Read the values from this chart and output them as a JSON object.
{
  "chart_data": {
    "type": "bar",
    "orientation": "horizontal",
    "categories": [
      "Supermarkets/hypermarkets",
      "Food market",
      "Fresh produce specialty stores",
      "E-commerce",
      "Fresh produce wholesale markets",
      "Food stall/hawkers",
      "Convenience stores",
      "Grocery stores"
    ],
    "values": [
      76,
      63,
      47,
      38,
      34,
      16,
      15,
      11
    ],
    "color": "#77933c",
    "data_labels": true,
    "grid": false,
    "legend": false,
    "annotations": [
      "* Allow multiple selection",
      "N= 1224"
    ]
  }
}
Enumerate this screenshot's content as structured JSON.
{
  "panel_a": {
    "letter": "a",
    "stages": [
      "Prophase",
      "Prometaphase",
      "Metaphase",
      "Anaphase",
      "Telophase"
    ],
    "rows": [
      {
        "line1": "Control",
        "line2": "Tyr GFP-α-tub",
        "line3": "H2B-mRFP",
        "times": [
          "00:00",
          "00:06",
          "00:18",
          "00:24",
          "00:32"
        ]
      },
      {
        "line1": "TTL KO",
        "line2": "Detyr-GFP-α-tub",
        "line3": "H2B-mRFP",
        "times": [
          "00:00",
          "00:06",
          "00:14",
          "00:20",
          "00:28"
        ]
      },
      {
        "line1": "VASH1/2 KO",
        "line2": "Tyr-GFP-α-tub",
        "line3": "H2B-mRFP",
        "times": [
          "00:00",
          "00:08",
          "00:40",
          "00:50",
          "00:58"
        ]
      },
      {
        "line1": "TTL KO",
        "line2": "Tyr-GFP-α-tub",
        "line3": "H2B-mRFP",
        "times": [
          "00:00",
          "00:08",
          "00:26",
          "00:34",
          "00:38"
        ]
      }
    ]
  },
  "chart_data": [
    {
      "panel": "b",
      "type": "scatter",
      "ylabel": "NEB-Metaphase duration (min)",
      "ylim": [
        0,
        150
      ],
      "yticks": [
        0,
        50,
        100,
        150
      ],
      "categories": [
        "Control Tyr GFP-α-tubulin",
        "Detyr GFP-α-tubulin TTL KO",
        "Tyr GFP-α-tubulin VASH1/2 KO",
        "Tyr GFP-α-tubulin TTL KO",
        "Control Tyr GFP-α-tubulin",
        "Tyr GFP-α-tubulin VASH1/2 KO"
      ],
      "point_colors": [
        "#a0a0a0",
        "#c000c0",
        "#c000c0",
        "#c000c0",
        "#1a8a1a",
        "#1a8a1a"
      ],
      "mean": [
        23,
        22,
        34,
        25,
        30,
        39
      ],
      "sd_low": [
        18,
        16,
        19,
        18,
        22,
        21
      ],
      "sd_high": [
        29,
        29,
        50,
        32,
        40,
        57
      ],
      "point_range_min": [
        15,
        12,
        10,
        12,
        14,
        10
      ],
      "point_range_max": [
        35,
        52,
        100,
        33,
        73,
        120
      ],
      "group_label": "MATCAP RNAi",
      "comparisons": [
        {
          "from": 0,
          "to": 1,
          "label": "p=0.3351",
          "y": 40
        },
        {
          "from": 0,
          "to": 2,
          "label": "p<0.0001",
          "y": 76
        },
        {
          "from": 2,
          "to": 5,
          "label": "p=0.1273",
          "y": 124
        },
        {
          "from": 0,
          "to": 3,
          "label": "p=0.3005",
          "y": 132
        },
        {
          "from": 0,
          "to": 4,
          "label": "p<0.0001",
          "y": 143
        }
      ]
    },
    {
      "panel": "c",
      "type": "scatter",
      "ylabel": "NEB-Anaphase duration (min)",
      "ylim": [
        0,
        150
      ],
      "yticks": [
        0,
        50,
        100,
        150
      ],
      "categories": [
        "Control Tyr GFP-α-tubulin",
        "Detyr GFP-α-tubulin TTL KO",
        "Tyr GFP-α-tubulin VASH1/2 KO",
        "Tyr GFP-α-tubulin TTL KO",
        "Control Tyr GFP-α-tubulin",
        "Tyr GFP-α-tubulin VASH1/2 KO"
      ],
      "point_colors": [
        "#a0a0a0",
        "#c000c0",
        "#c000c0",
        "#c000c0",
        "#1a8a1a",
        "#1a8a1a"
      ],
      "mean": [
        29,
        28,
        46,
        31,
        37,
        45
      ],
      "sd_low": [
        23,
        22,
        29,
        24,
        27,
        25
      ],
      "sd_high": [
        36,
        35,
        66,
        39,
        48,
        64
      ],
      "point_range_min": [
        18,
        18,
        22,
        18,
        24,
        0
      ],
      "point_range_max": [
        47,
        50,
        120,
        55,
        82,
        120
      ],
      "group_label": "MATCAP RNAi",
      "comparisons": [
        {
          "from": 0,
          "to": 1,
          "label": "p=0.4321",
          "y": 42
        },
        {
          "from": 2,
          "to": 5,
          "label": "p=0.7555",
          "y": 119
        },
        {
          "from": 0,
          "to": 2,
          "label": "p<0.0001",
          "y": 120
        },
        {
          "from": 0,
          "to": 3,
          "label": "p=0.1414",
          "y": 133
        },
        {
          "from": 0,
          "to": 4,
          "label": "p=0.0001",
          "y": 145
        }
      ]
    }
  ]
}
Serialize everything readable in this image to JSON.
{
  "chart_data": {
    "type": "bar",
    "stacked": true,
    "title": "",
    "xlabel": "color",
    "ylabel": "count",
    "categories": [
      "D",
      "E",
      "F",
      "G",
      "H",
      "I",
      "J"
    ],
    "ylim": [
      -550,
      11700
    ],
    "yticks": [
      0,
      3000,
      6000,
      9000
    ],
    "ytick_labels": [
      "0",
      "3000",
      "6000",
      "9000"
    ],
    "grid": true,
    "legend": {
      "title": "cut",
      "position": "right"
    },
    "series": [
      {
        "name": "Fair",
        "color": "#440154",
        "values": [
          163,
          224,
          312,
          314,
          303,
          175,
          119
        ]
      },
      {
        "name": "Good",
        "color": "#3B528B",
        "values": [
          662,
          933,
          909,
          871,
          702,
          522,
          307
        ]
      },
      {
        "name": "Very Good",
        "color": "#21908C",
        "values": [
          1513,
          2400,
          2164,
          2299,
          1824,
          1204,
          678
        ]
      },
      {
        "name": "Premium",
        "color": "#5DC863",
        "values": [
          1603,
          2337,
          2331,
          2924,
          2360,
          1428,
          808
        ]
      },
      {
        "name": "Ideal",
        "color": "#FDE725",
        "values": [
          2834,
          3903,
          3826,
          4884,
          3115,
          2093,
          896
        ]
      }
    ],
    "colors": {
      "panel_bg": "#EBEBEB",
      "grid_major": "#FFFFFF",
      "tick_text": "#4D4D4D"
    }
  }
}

> _Requirement_:
Above are the records; retype them all without a single difference.

> _Reply to the task_:
Read the values from this chart and output them as a JSON object.
{
  "chart_data": {
    "type": "bar",
    "orientation": "horizontal",
    "categories": [
      "Supermarkets/hypermarkets",
      "Food market",
      "Fresh produce specialty stores",
      "E-commerce",
      "Fresh produce wholesale markets",
      "Food stall/hawkers",
      "Convenience stores",
      "Grocery stores"
    ],
    "values": [
      76,
      63,
      47,
      38,
      34,
      16,
      15,
      11
    ],
    "color": "#77933c",
    "data_labels": true,
    "grid": false,
    "legend": false,
    "annotations": [
      "* Allow multiple selection",
      "N= 1224"
    ]
  }
}
Enumerate this screenshot's content as structured JSON.
{
  "panel_a": {
    "letter": "a",
    "stages": [
      "Prophase",
      "Prometaphase",
      "Metaphase",
      "Anaphase",
      "Telophase"
    ],
    "rows": [
      {
        "line1": "Control",
        "line2": "Tyr GFP-α-tub",
        "line3": "H2B-mRFP",
        "times": [
          "00:00",
          "00:06",
          "00:18",
          "00:24",
          "00:32"
        ]
      },
      {
        "line1": "TTL KO",
        "line2": "Detyr-GFP-α-tub",
        "line3": "H2B-mRFP",
        "times": [
          "00:00",
          "00:06",
          "00:14",
          "00:20",
          "00:28"
        ]
      },
      {
        "line1": "VASH1/2 KO",
        "line2": "Tyr-GFP-α-tub",
        "line3": "H2B-mRFP",
        "times": [
          "00:00",
          "00:08",
          "00:40",
          "00:50",
          "00:58"
        ]
      },
      {
        "line1": "TTL KO",
        "line2": "Tyr-GFP-α-tub",
        "line3": "H2B-mRFP",
        "times": [
          "00:00",
          "00:08",
          "00:26",
          "00:34",
          "00:38"
        ]
      }
    ]
  },
  "chart_data": [
    {
      "panel": "b",
      "type": "scatter",
      "ylabel": "NEB-Metaphase duration (min)",
      "ylim": [
        0,
        150
      ],
      "yticks": [
        0,
        50,
        100,
        150
      ],
      "categories": [
        "Control Tyr GFP-α-tubulin",
        "Detyr GFP-α-tubulin TTL KO",
        "Tyr GFP-α-tubulin VASH1/2 KO",
        "Tyr GFP-α-tubulin TTL KO",
        "Control Tyr GFP-α-tubulin",
        "Tyr GFP-α-tubulin VASH1/2 KO"
      ],
      "point_colors": [
        "#a0a0a0",
        "#c000c0",
        "#c000c0",
        "#c000c0",
        "#1a8a1a",
        "#1a8a1a"
      ],
      "mean": [
        23,
        22,
        34,
        25,
        30,
        39
      ],
      "sd_low": [
        18,
        16,
        19,
        18,
        22,
        21
      ],
      "sd_high": [
        29,
        29,
        50,
        32,
        40,
        57
      ],
      "point_range_min": [
        15,
        12,
        10,
        12,
        14,
        10
      ],
      "point_range_max": [
        35,
        52,
        100,
        33,
        73,
        120
      ],
      "group_label": "MATCAP RNAi",
      "comparisons": [
        {
          "from": 0,
          "to": 1,
          "label": "p=0.3351",
          "y": 40
        },
        {
          "from": 0,
          "to": 2,
          "label": "p<0.0001",
          "y": 76
        },
        {
          "from": 2,
          "to": 5,
          "label": "p=0.1273",
          "y": 124
        },
        {
          "from": 0,
          "to": 3,
          "label": "p=0.3005",
          "y": 132
        },
        {
          "from": 0,
          "to": 4,
          "label": "p<0.0001",
          "y": 143
        }
      ]
    },
    {
      "panel": "c",
      "type": "scatter",
      "ylabel": "NEB-Anaphase duration (min)",
      "ylim": [
        0,
        150
      ],
      "yticks": [
        0,
        50,
        100,
        150
      ],
      "categories": [
        "Control Tyr GFP-α-tubulin",
        "Detyr GFP-α-tubulin TTL KO",
        "Tyr GFP-α-tubulin VASH1/2 KO",
        "Tyr GFP-α-tubulin TTL KO",
        "Control Tyr GFP-α-tubulin",
        "Tyr GFP-α-tubulin VASH1/2 KO"
      ],
      "point_colors": [
        "#a0a0a0",
        "#c000c0",
        "#c000c0",
        "#c000c0",
        "#1a8a1a",
        "#1a8a1a"
      ],
      "mean": [
        29,
        28,
        46,
        31,
        37,
        45
      ],
      "sd_low": [
        23,
        22,
        29,
        24,
        27,
        25
      ],
      "sd_high": [
        36,
        35,
        66,
        39,
        48,
        64
      ],
      "point_range_min": [
        18,
        18,
        22,
        18,
        24,
        0
      ],
      "point_range_max": [
        47,
        50,
        120,
        55,
        82,
        120
      ],
      "group_label": "MATCAP RNAi",
      "comparisons": [
        {
          "from": 0,
          "to": 1,
          "label": "p=0.4321",
          "y": 42
        },
        {
          "from": 2,
          "to": 5,
          "label": "p=0.7555",
          "y": 119
        },
        {
          "from": 0,
          "to": 2,
          "label": "p<0.0001",
          "y": 120
        },
        {
          "from": 0,
          "to": 3,
          "label": "p=0.1414",
          "y": 133
        },
        {
          "from": 0,
          "to": 4,
          "label": "p=0.0001",
          "y": 145
        }
      ]
    }
  ]
}
Serialize everything readable in this image to JSON.
{
  "chart_data": {
    "type": "bar",
    "stacked": true,
    "title": "",
    "xlabel": "color",
    "ylabel": "count",
    "categories": [
      "D",
      "E",
      "F",
      "G",
      "H",
      "I",
      "J"
    ],
    "ylim": [
      -550,
      11700
    ],
    "yticks": [
      0,
      3000,
      6000,
      9000
    ],
    "ytick_labels": [
      "0",
      "3000",
      "6000",
      "9000"
    ],
    "grid": true,
    "legend": {
      "title": "cut",
      "position": "right"
    },
    "series": [
      {
        "name": "Fair",
        "color": "#440154",
        "values": [
          163,
          224,
          312,
          314,
          303,
          175,
          119
        ]
      },
      {
        "name": "Good",
        "color": "#3B528B",
        "values": [
          662,
          933,
          909,
          871,
          702,
          522,
          307
        ]
      },
      {
        "name": "Very Good",
        "color": "#21908C",
        "values": [
          1513,
          2400,
          2164,
          2299,
          1824,
          1204,
          678
        ]
      },
      {
        "name": "Premium",
        "color": "#5DC863",
        "values": [
          1603,
          2337,
          2331,
          2924,
          2360,
          1428,
          808
        ]
      },
      {
        "name": "Ideal",
        "color": "#FDE725",
        "values": [
          2834,
          3903,
          3826,
          4884,
          3115,
          2093,
          896
        ]
      }
    ],
    "colors": {
      "panel_bg": "#EBEBEB",
      "grid_major": "#FFFFFF",
      "tick_text": "#4D4D4D"
    }
  }
}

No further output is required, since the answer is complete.